**Work instructions:** Write out each line of the listing as it stands, without the images.

## Start Source data

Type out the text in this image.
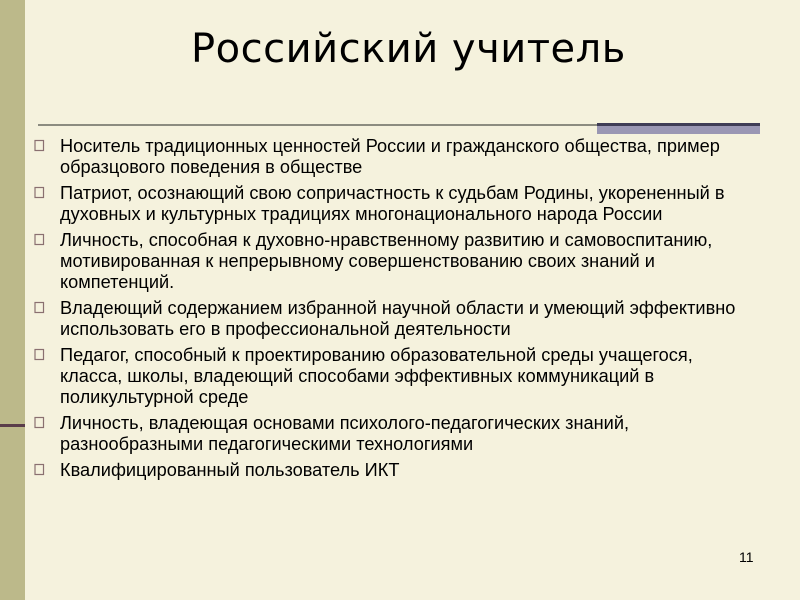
Российский учитель
Носитель традиционных ценностей России и гражданского общества, пример образцового поведения в обществе
Патриот, осознающий свою сопричастность к судьбам Родины, укорененный в духовных и культурных традициях многонационального народа России
Личность, способная к духовно-нравственному развитию и самовоспитанию, мотивированная к непрерывному совершенствованию своих знаний и компетенций.
Владеющий содержанием избранной научной области и умеющий эффективно использовать его в профессиональной деятельности
Педагог, способный к проектированию образовательной среды учащегося, класса, школы, владеющий способами эффективных коммуникаций в поликультурной среде
Личность, владеющая основами психолого-педагогических знаний, разнообразными педагогическими технологиями
Квалифицированный пользователь ИКТ
11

## End Source data

**Result for this exercise:**
Type out the text in this image.
Российский учитель
Носитель традиционных ценностей России и гражданского общества, пример образцового поведения в обществе
Патриот, осознающий свою сопричастность к судьбам Родины, укорененный в духовных и культурных традициях многонационального народа России
Личность, способная к духовно-нравственному развитию и самовоспитанию, мотивированная к непрерывному совершенствованию своих знаний и компетенций.
Владеющий содержанием избранной научной области и умеющий эффективно использовать его в профессиональной деятельности
Педагог, способный к проектированию образовательной среды учащегося, класса, школы, владеющий способами эффективных коммуникаций в поликультурной среде
Личность, владеющая основами психолого-педагогических знаний, разнообразными педагогическими технологиями
Квалифицированный пользователь ИКТ
11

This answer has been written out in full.